---------- Exercise materials ----------
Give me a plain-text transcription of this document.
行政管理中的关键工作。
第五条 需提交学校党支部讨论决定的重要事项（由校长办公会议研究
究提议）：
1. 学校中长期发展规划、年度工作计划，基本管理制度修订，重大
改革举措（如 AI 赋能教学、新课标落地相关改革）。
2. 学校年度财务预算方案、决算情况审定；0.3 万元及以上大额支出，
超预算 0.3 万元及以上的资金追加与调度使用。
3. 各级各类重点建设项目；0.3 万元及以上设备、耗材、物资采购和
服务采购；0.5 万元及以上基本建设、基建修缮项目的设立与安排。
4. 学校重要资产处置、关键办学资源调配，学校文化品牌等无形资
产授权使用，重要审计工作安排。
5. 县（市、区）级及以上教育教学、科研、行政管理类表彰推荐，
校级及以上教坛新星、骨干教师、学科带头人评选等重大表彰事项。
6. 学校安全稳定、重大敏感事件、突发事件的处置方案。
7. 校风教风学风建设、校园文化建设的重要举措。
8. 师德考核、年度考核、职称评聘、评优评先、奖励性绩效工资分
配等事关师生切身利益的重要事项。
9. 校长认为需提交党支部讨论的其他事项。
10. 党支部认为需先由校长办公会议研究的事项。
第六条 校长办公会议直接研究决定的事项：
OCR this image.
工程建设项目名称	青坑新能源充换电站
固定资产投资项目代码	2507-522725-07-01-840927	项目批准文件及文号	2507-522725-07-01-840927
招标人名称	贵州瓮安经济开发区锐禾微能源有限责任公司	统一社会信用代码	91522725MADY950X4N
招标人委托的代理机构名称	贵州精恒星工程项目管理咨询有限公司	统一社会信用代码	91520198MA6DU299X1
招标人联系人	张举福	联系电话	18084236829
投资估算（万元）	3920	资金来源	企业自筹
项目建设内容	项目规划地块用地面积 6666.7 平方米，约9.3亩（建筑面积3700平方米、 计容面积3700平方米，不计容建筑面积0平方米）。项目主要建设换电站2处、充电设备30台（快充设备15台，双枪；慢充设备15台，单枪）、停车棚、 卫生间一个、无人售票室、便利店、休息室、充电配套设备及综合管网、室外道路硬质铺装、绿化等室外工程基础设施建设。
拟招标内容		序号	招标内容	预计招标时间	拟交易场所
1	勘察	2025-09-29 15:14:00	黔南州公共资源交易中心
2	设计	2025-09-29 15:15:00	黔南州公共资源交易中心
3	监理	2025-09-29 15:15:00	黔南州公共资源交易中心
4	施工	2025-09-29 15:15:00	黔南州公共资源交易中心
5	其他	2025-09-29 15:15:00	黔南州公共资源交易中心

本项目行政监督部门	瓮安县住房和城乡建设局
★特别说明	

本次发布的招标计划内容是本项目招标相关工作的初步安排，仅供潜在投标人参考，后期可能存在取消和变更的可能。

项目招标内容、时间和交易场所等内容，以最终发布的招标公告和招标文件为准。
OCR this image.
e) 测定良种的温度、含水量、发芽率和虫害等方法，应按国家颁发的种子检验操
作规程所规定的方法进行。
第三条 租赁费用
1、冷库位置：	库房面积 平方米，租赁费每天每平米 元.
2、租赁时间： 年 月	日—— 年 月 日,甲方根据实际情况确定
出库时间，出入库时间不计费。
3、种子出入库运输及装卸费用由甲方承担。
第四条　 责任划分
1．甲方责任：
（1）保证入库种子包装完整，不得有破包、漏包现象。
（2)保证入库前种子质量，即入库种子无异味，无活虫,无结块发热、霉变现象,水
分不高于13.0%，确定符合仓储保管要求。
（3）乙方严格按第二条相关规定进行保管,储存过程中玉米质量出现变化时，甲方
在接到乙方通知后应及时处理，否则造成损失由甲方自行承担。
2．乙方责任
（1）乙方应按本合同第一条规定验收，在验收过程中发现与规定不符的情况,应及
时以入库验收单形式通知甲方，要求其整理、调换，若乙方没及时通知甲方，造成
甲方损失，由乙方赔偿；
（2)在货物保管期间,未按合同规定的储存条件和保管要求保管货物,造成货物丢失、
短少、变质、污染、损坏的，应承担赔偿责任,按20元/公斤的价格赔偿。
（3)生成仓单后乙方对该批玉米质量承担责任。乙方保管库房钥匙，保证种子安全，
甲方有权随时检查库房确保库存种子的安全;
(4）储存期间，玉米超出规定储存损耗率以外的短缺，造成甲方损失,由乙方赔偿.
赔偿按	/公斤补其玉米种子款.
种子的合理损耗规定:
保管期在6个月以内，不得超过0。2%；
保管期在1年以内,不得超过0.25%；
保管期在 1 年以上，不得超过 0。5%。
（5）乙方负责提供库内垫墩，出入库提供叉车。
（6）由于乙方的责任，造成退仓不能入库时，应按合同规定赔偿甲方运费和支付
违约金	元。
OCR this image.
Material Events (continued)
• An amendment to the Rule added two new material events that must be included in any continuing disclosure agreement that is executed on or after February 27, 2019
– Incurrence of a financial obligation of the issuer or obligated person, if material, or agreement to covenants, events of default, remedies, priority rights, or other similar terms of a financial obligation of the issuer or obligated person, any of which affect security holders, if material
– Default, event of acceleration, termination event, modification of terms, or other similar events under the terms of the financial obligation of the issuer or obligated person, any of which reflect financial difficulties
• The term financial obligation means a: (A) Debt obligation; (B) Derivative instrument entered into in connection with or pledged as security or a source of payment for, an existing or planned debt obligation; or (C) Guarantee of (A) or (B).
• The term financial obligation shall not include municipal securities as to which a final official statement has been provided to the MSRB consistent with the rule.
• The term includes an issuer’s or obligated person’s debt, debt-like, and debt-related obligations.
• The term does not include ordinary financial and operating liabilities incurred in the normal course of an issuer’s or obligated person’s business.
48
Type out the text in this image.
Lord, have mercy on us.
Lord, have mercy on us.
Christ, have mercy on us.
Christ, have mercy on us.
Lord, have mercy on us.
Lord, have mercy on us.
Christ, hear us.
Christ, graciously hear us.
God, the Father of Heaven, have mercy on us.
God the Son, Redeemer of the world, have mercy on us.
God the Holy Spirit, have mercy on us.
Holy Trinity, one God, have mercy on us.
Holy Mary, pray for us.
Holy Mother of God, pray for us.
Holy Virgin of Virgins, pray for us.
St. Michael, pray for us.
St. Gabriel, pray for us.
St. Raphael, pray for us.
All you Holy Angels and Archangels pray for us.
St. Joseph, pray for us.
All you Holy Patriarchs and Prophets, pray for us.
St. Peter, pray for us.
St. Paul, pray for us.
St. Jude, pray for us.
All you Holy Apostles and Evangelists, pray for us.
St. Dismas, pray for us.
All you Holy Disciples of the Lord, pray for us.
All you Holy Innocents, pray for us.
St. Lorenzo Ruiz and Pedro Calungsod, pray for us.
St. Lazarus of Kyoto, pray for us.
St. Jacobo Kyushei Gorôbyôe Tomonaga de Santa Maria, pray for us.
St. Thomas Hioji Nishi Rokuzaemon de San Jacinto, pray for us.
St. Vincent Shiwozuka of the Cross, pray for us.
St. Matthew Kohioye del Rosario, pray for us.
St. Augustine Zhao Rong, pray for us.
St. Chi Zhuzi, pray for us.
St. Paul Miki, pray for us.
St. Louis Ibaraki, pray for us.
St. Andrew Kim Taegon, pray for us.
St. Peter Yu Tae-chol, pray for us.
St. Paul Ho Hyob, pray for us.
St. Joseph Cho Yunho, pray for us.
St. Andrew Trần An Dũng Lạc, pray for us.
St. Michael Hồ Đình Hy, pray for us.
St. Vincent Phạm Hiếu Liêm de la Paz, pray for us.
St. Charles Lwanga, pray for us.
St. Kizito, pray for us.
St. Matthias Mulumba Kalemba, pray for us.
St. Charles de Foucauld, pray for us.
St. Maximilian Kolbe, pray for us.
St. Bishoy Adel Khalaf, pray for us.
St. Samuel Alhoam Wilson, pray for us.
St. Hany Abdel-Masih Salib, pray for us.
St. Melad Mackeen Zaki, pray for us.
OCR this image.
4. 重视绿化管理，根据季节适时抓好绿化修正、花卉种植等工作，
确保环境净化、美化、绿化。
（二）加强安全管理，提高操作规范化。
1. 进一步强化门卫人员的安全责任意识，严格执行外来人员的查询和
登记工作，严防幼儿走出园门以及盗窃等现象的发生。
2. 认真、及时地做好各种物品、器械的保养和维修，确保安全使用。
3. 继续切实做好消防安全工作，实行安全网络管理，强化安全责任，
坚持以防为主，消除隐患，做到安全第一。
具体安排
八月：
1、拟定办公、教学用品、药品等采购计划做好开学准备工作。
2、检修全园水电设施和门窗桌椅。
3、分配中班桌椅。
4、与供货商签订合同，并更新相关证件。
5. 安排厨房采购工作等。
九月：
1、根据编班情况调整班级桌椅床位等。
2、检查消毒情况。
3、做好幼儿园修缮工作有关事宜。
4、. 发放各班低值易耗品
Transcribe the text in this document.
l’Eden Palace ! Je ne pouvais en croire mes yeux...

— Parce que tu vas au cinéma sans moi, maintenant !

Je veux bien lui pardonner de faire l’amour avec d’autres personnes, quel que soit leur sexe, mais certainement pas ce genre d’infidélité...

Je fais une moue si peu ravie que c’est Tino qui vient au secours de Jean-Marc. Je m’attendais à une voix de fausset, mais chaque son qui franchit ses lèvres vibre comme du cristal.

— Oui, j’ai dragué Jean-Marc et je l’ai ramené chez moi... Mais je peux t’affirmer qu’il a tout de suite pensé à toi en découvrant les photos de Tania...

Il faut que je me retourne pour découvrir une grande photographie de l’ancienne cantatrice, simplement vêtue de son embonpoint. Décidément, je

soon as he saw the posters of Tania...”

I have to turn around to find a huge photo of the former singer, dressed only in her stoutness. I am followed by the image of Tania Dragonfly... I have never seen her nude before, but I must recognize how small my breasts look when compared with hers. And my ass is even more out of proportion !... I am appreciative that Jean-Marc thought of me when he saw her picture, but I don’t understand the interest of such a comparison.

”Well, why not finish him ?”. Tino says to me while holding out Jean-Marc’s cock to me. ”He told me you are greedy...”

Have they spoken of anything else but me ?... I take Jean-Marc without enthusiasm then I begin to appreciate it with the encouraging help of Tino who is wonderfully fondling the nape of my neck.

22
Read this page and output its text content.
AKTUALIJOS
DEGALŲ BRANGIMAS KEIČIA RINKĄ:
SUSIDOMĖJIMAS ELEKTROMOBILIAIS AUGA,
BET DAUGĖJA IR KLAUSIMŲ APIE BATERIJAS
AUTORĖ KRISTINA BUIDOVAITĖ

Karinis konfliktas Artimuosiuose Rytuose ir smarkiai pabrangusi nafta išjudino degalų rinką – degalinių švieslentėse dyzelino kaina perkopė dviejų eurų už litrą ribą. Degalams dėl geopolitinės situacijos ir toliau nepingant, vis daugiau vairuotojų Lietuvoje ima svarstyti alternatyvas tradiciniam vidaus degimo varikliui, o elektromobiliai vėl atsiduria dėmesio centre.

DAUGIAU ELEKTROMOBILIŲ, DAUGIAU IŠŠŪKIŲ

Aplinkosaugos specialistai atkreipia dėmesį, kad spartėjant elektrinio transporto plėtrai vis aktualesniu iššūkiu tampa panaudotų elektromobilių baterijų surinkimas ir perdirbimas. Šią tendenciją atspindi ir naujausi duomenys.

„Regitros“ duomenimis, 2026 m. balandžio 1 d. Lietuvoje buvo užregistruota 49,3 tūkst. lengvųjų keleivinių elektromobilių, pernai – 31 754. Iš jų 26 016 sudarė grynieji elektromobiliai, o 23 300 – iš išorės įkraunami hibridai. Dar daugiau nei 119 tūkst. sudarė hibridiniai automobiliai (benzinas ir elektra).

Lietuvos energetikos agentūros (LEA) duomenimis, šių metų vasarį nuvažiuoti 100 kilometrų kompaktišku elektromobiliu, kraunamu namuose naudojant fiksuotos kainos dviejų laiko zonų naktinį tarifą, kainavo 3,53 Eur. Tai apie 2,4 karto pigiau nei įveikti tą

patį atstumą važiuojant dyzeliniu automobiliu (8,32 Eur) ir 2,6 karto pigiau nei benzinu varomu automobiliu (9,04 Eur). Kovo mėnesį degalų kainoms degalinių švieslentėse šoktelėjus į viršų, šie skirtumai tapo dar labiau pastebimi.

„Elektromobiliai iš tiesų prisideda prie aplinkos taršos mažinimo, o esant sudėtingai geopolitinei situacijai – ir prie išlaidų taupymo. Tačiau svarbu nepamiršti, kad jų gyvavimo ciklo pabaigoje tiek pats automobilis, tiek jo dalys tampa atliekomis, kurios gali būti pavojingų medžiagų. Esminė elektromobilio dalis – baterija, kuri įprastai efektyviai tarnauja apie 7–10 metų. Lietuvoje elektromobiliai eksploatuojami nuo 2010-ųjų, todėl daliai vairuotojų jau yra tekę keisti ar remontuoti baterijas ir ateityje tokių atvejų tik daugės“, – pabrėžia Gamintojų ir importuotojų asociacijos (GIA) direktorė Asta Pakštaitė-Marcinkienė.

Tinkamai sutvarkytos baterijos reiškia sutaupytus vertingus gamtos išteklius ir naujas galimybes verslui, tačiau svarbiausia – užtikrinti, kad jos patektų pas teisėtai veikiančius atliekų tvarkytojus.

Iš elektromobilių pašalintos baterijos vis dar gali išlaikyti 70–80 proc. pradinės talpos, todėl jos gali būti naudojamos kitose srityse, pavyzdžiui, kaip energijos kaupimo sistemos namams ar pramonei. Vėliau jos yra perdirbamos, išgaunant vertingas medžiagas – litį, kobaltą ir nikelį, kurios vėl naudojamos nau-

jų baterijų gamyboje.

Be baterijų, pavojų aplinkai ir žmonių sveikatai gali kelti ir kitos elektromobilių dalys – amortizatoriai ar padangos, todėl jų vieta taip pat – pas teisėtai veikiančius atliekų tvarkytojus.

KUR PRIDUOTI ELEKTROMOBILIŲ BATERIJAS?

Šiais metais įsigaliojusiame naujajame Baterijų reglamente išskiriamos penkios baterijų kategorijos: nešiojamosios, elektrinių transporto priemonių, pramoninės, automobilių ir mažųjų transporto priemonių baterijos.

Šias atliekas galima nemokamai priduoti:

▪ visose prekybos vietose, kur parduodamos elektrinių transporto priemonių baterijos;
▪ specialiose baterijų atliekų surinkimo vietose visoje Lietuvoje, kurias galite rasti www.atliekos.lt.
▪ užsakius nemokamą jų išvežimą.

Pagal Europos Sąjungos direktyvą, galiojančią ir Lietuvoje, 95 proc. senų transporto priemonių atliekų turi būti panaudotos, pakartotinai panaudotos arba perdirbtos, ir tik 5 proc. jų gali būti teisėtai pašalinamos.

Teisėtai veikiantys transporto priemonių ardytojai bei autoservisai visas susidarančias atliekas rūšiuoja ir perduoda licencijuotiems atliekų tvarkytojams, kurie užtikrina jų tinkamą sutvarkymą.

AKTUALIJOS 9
----------
What is required: Tally the lines of the data that contain the string "Holy" and report the total alone.

Response: 10